**Stored items:**
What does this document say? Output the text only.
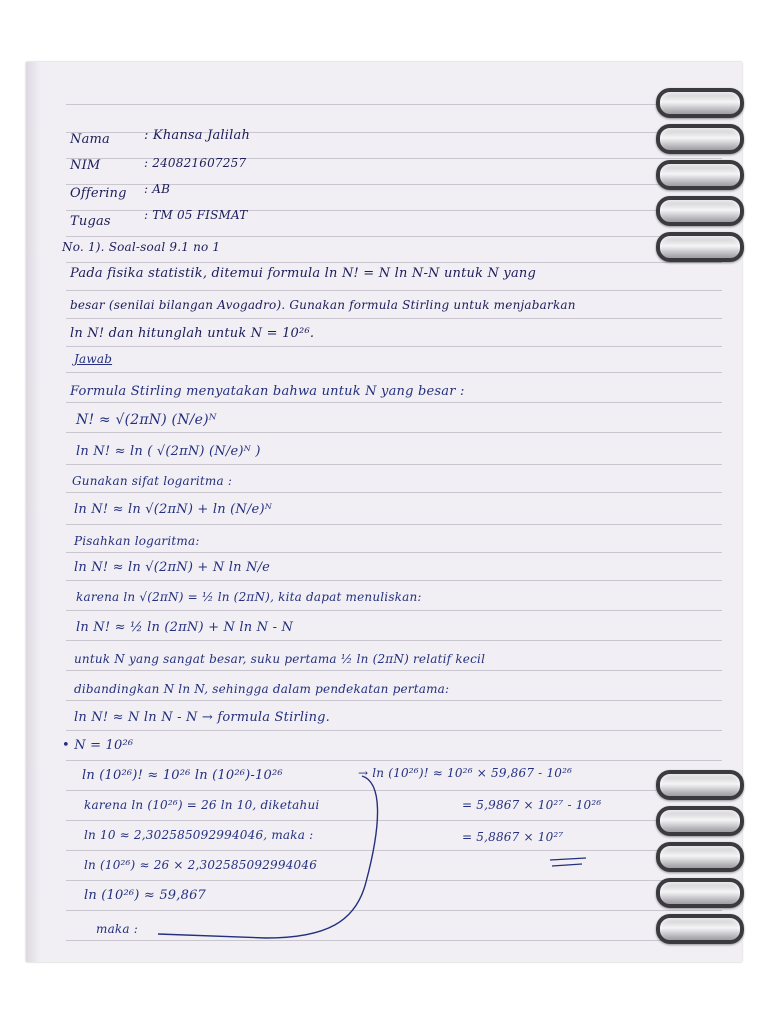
Nama	: Khansa Jalilah
NIM	: 240821607257
Offering : AB
Tugas	: TM 05 FISMAT
No. 1). Soal-soal 9.1 no 1
Pada fisika statistik, ditemui formula ln N! = N ln N-N untuk N yang
besar (senilai bilangan Avogadro). Gunakan formula Stirling untuk menjabarkan
ln N! dan hitunglah untuk N = 10²⁶.
Jawab
Formula Stirling menyatakan bahwa untuk N yang besar :
N! ≈ √(2πN) (N/e)ᴺ
ln N! ≈ ln ( √(2πN) (N/e)ᴺ )
Gunakan sifat logaritma :
ln N! ≈ ln √(2πN) + ln (N/e)ᴺ
Pisahkan logaritma:
ln N! ≈ ln √(2πN) + N ln N/e
karena ln √(2πN) = ½ ln (2πN), kita dapat menuliskan:
ln N! ≈ ½ ln (2πN) + N ln N - N
untuk N yang sangat besar, suku pertama ½ ln (2πN) relatif kecil
dibandingkan N ln N, sehingga dalam pendekatan pertama:
ln N! ≈ N ln N - N → formula Stirling.
• N = 10²⁶
ln (10²⁶)! ≈ 10²⁶ ln (10²⁶)-10²⁶
karena ln (10²⁶) = 26 ln 10, diketahui
ln 10 ≈ 2,302585092994046, maka :
ln (10²⁶) ≈ 26 × 2,302585092994046
ln (10²⁶) ≈ 59,867
maka :
→ ln (10²⁶)! ≈ 10²⁶ × 59,867 - 10²⁶
= 5,9867 × 10²⁷ - 10²⁶
= 5,8867 × 10²⁷
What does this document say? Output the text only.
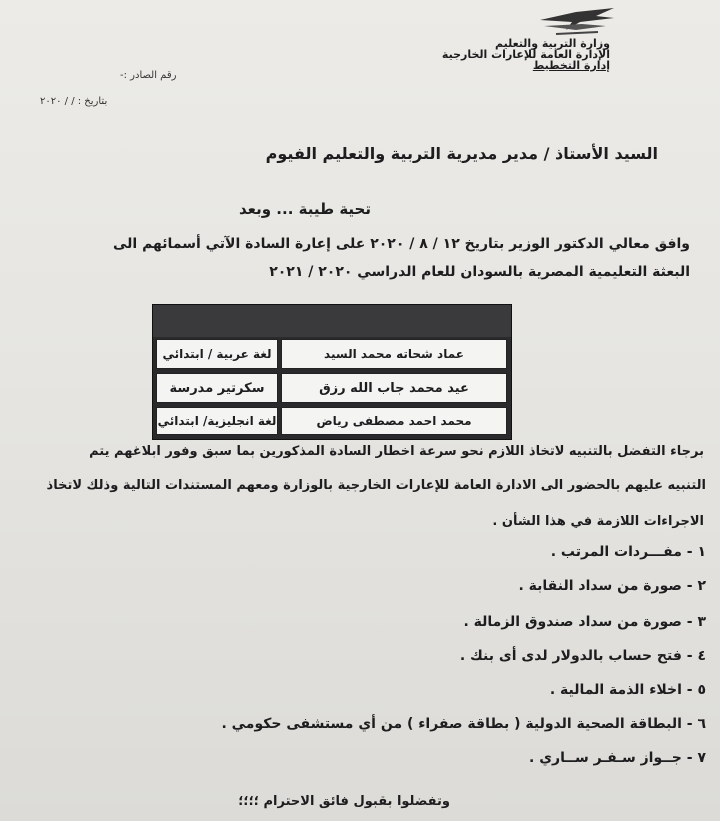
وزارة التربية والتعليم
الإدارة العامة للإعارات الخارجية
إدارة التخطيط
رقم الصادر :-
بتاريخ : / / ٢٠٢٠
السيد الأستاذ / مدير مديرية التربية والتعليم الفيوم
تحية طيبة ... وبعد
وافق معالي الدكتور الوزير بتاريخ ١٢ / ٨ / ٢٠٢٠ على إعارة السادة الآتي أسمائهم الى
البعثة التعليمية المصرية بالسودان للعام الدراسي ٢٠٢٠ / ٢٠٢١
عماد شحاته محمد السيد
لغة عربية / ابتدائي
عيد محمد جاب الله رزق
سكرتير مدرسة
محمد احمد مصطفى رياض
لغة انجليزية/ ابتدائي
برجاء التفضل بالتنبيه لاتخاذ اللازم نحو سرعة اخطار السادة المذكورين بما سبق وفور ابلاغهم يتم
التنبيه عليهم بالحضور الى الادارة العامة للإعارات الخارجية بالوزارة ومعهم المستندات التالية وذلك لاتخاذ
الاجراءات اللازمة في هذا الشأن .
١ - مفـــردات المرتب .
٢ - صورة من سداد النقابة .
٣ - صورة من سداد صندوق الزمالة .
٤ - فتح حساب بالدولار لدى أى بنك .
٥ - اخلاء الذمة المالية .
٦ - البطاقة الصحية الدولية ( بطاقة صفراء ) من أي مستشفى حكومي .
٧ - جــواز سـفـر ســاري .
وتفضلوا بقبول فائق الاحترام ؛؛؛؛
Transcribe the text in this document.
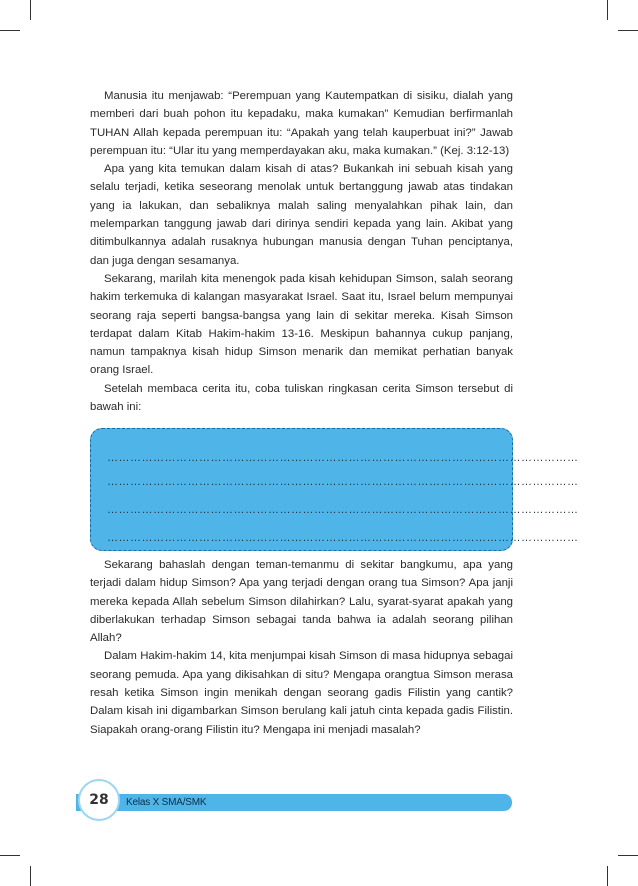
Manusia itu menjawab: “Perempuan yang Kautempatkan di sisiku, dialah yang memberi dari buah pohon itu kepadaku, maka kumakan” Kemudian berfirmanlah TUHAN Allah kepada perempuan itu: “Apakah yang telah kauperbuat ini?” Jawab perempuan itu: “Ular itu yang memperdayakan aku, maka kumakan.” (Kej. 3:12-13)

Apa yang kita temukan dalam kisah di atas? Bukankah ini sebuah kisah yang selalu terjadi, ketika seseorang menolak untuk bertanggung jawab atas tindakan yang ia lakukan, dan sebaliknya malah saling menyalahkan pihak lain, dan melemparkan tanggung jawab dari dirinya sendiri kepada yang lain. Akibat yang ditimbulkannya adalah rusaknya hubungan manusia dengan Tuhan penciptanya, dan juga dengan sesamanya.

Sekarang, marilah kita menengok pada kisah kehidupan Simson, salah seorang hakim terkemuka di kalangan masyarakat Israel. Saat itu, Israel belum mempunyai seorang raja seperti bangsa-bangsa yang lain di sekitar mereka. Kisah Simson terdapat dalam Kitab Hakim-hakim 13-16. Meskipun bahannya cukup panjang, namun tampaknya kisah hidup Simson menarik dan memikat perhatian banyak orang Israel.

Setelah membaca cerita itu, coba tuliskan ringkasan cerita Simson tersebut di bawah ini:

……………………………………………………………………………………………………………
……………………………………………………………………………………………………………
……………………………………………………………………………………………………………
……………………………………………………………………………………………………………

Sekarang bahaslah dengan teman-temanmu di sekitar bangkumu, apa yang terjadi dalam hidup Simson? Apa yang terjadi dengan orang tua Simson? Apa janji mereka kepada Allah sebelum Simson dilahirkan? Lalu, syarat-syarat apakah yang diberlakukan terhadap Simson sebagai tanda bahwa ia adalah seorang pilihan Allah?

Dalam Hakim-hakim 14, kita menjumpai kisah Simson di masa hidupnya sebagai seorang pemuda. Apa yang dikisahkan di situ? Mengapa orangtua Simson merasa resah ketika Simson ingin menikah dengan seorang gadis Filistin yang cantik? Dalam kisah ini digambarkan Simson berulang kali jatuh cinta kepada gadis Filistin. Siapakah orang-orang Filistin itu? Mengapa ini menjadi masalah?

28 Kelas X SMA/SMK
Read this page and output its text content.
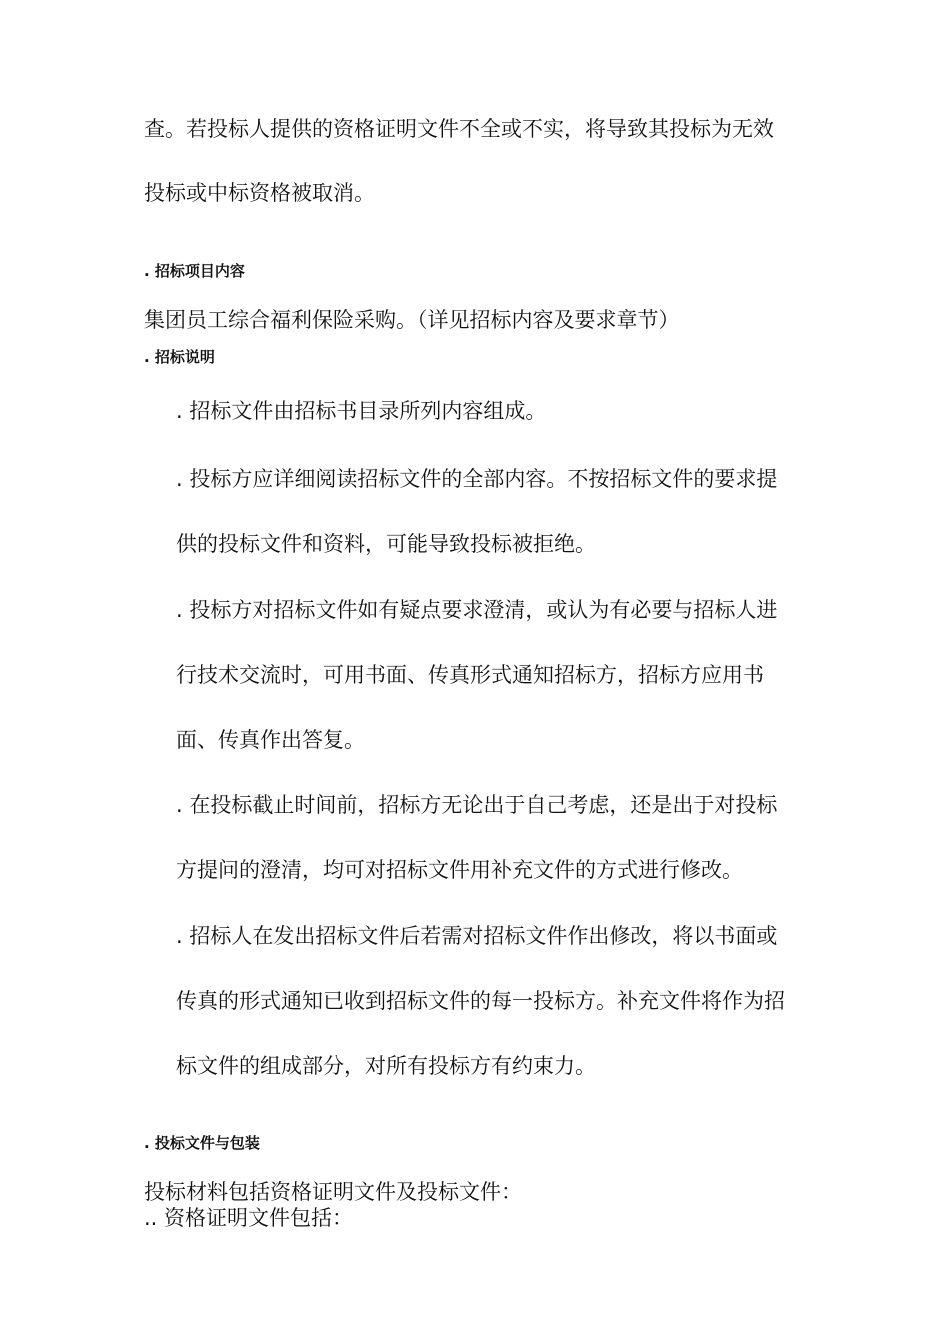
查。若投标人提供的资格证明文件不全或不实，将导致其投标为无效
投标或中标资格被取消。
. 招标项目内容
集团员工综合福利保险采购。（详见招标内容及要求章节）
. 招标说明
. 招标文件由招标书目录所列内容组成。
. 投标方应详细阅读招标文件的全部内容。不按招标文件的要求提
供的投标文件和资料，可能导致投标被拒绝。
. 投标方对招标文件如有疑点要求澄清，或认为有必要与招标人进
行技术交流时，可用书面、传真形式通知招标方，招标方应用书
面、传真作出答复。
. 在投标截止时间前，招标方无论出于自己考虑，还是出于对投标
方提问的澄清，均可对招标文件用补充文件的方式进行修改。
. 招标人在发出招标文件后若需对招标文件作出修改，将以书面或
传真的形式通知已收到招标文件的每一投标方。补充文件将作为招
标文件的组成部分，对所有投标方有约束力。
. 投标文件与包装
投标材料包括资格证明文件及投标文件：
.. 资格证明文件包括：
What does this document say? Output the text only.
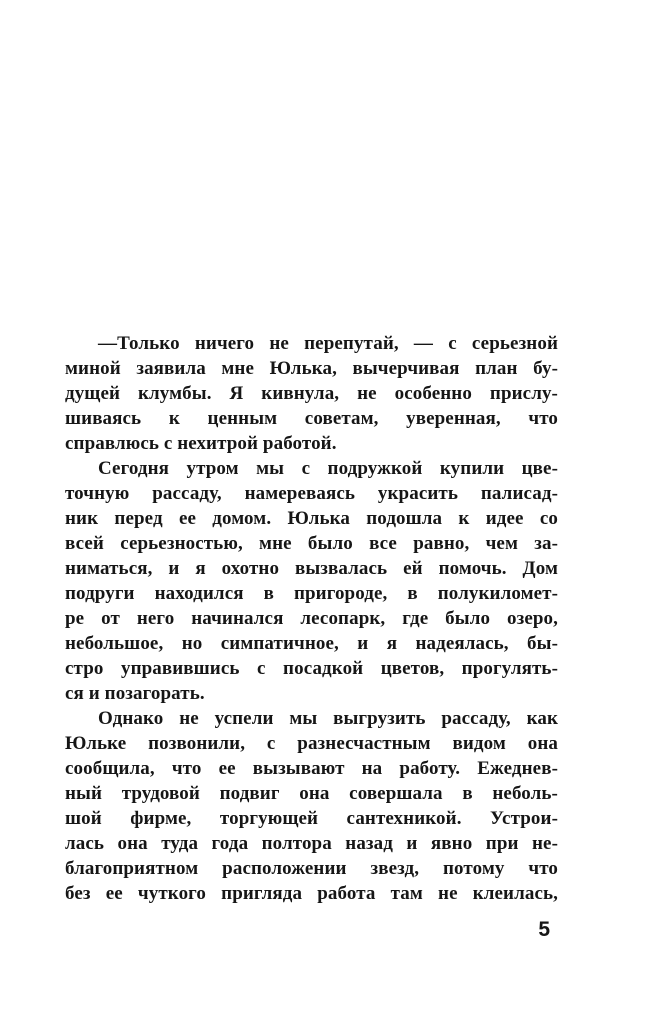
—Только ничего не перепутай, — с серьезной
миной заявила мне Юлька, вычерчивая план бу-
дущей клумбы. Я кивнула, не особенно прислу-
шиваясь к ценным советам, уверенная, что
справлюсь с нехитрой работой.
Сегодня утром мы с подружкой купили цве-
точную рассаду, намереваясь украсить палисад-
ник перед ее домом. Юлька подошла к идее со
всей серьезностью, мне было все равно, чем за-
ниматься, и я охотно вызвалась ей помочь. Дом
подруги находился в пригороде, в полукиломет-
ре от него начинался лесопарк, где было озеро,
небольшое, но симпатичное, и я надеялась, бы-
стро управившись с посадкой цветов, прогулять-
ся и позагорать.
Однако не успели мы выгрузить рассаду, как
Юльке позвонили, с разнесчастным видом она
сообщила, что ее вызывают на работу. Ежеднев-
ный трудовой подвиг она совершала в неболь-
шой фирме, торгующей сантехникой. Устрои-
лась она туда года полтора назад и явно при не-
благоприятном расположении звезд, потому что
без ее чуткого пригляда работа там не клеилась,
5
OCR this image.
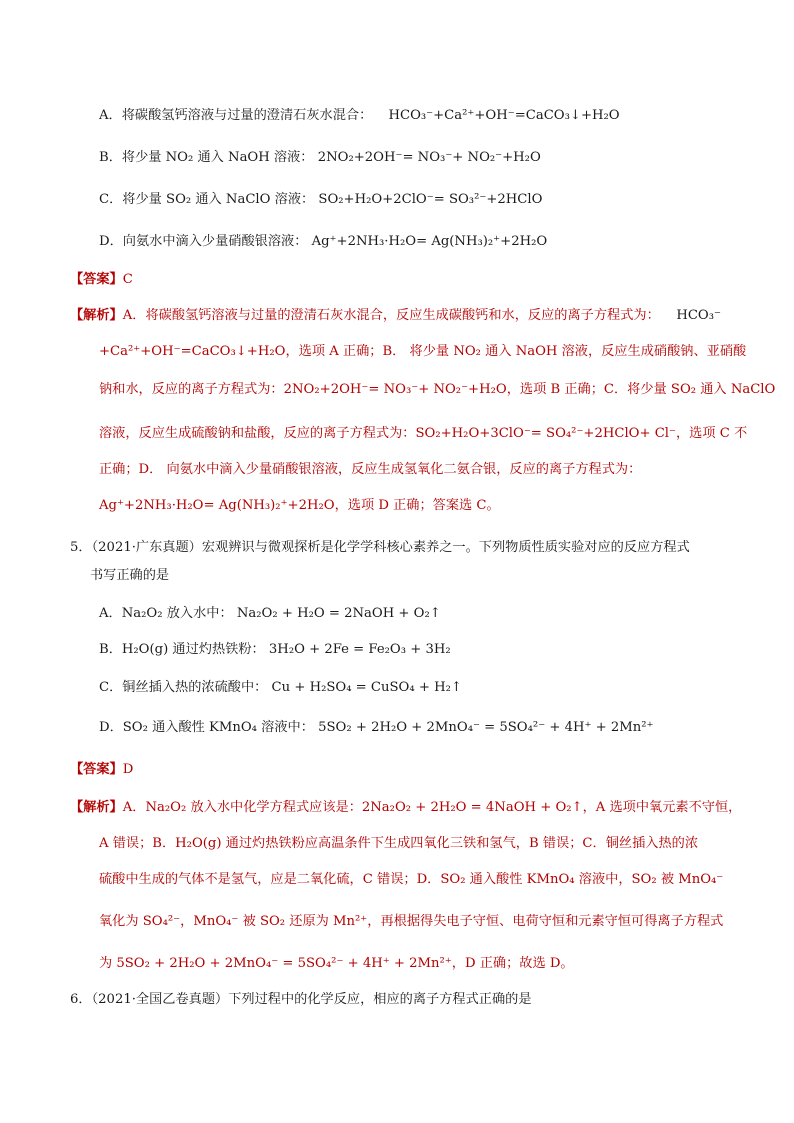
A．将碳酸氢钙溶液与过量的澄清石灰水混合： HCO₃⁻+Ca²⁺+OH⁻=CaCO₃↓+H₂O
B．将少量 NO₂ 通入 NaOH 溶液： 2NO₂+2OH⁻= NO₃⁻+ NO₂⁻+H₂O
C．将少量 SO₂ 通入 NaClO 溶液： SO₂+H₂O+2ClO⁻= SO₃²⁻+2HClO
D．向氨水中滴入少量硝酸银溶液： Ag⁺+2NH₃·H₂O= Ag(NH₃)₂⁺+2H₂O
【答案】C
【解析】A．将碳酸氢钙溶液与过量的澄清石灰水混合，反应生成碳酸钙和水，反应的离子方程式为： HCO₃⁻
+Ca²⁺+OH⁻=CaCO₃↓+H₂O，选项 A 正确；B． 将少量 NO₂ 通入 NaOH 溶液，反应生成硝酸钠、亚硝酸
钠和水，反应的离子方程式为：2NO₂+2OH⁻= NO₃⁻+ NO₂⁻+H₂O，选项 B 正确；C．将少量 SO₂ 通入 NaClO
溶液，反应生成硫酸钠和盐酸，反应的离子方程式为：SO₂+H₂O+3ClO⁻= SO₄²⁻+2HClO+ Cl⁻，选项 C 不
正确；D． 向氨水中滴入少量硝酸银溶液，反应生成氢氧化二氨合银，反应的离子方程式为：
Ag⁺+2NH₃·H₂O= Ag(NH₃)₂⁺+2H₂O，选项 D 正确；答案选 C。
5．（2021·广东真题）宏观辨识与微观探析是化学学科核心素养之一。下列物质性质实验对应的反应方程式
书写正确的是
A．Na₂O₂ 放入水中： Na₂O₂ + H₂O = 2NaOH + O₂↑
B．H₂O(g) 通过灼热铁粉： 3H₂O + 2Fe = Fe₂O₃ + 3H₂
C．铜丝插入热的浓硫酸中： Cu + H₂SO₄ = CuSO₄ + H₂↑
D．SO₂ 通入酸性 KMnO₄ 溶液中： 5SO₂ + 2H₂O + 2MnO₄⁻ = 5SO₄²⁻ + 4H⁺ + 2Mn²⁺
【答案】D
【解析】A．Na₂O₂ 放入水中化学方程式应该是：2Na₂O₂ + 2H₂O = 4NaOH + O₂↑，A 选项中氧元素不守恒，
A 错误；B．H₂O(g) 通过灼热铁粉应高温条件下生成四氧化三铁和氢气，B 错误；C．铜丝插入热的浓
硫酸中生成的气体不是氢气，应是二氧化硫，C 错误；D．SO₂ 通入酸性 KMnO₄ 溶液中，SO₂ 被 MnO₄⁻
氧化为 SO₄²⁻，MnO₄⁻ 被 SO₂ 还原为 Mn²⁺，再根据得失电子守恒、电荷守恒和元素守恒可得离子方程式
为 5SO₂ + 2H₂O + 2MnO₄⁻ = 5SO₄²⁻ + 4H⁺ + 2Mn²⁺，D 正确；故选 D。
6．（2021·全国乙卷真题）下列过程中的化学反应，相应的离子方程式正确的是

**What you should do:** Copy all lines from the material that include "kepada".

**Result:**
Manusia itu menjawab: “Perempuan yang Kautempatkan di sisiku, dialah yang memberi dari buah pohon itu kepadaku, maka kumakan” Kemudian berfirmanlah TUHAN Allah kepada perempuan itu: “Apakah yang telah kauperbuat ini?” Jawab perempuan itu: “Ular itu yang memperdayakan aku, maka kumakan.” (Kej. 3:12-13)
Apa yang kita temukan dalam kisah di atas? Bukankah ini sebuah kisah yang selalu terjadi, ketika seseorang menolak untuk bertanggung jawab atas tindakan yang ia lakukan, dan sebaliknya malah saling menyalahkan pihak lain, dan melemparkan tanggung jawab dari dirinya sendiri kepada yang lain. Akibat yang ditimbulkannya adalah rusaknya hubungan manusia dengan Tuhan penciptanya, dan juga dengan sesamanya.
Sekarang bahaslah dengan teman-temanmu di sekitar bangkumu, apa yang terjadi dalam hidup Simson? Apa yang terjadi dengan orang tua Simson? Apa janji mereka kepada Allah sebelum Simson dilahirkan? Lalu, syarat-syarat apakah yang diberlakukan terhadap Simson sebagai tanda bahwa ia adalah seorang pilihan Allah?
Dalam Hakim-hakim 14, kita menjumpai kisah Simson di masa hidupnya sebagai seorang pemuda. Apa yang dikisahkan di situ? Mengapa orangtua Simson merasa resah ketika Simson ingin menikah dengan seorang gadis Filistin yang cantik? Dalam kisah ini digambarkan Simson berulang kali jatuh cinta kepada gadis Filistin. Siapakah orang-orang Filistin itu? Mengapa ini menjadi masalah?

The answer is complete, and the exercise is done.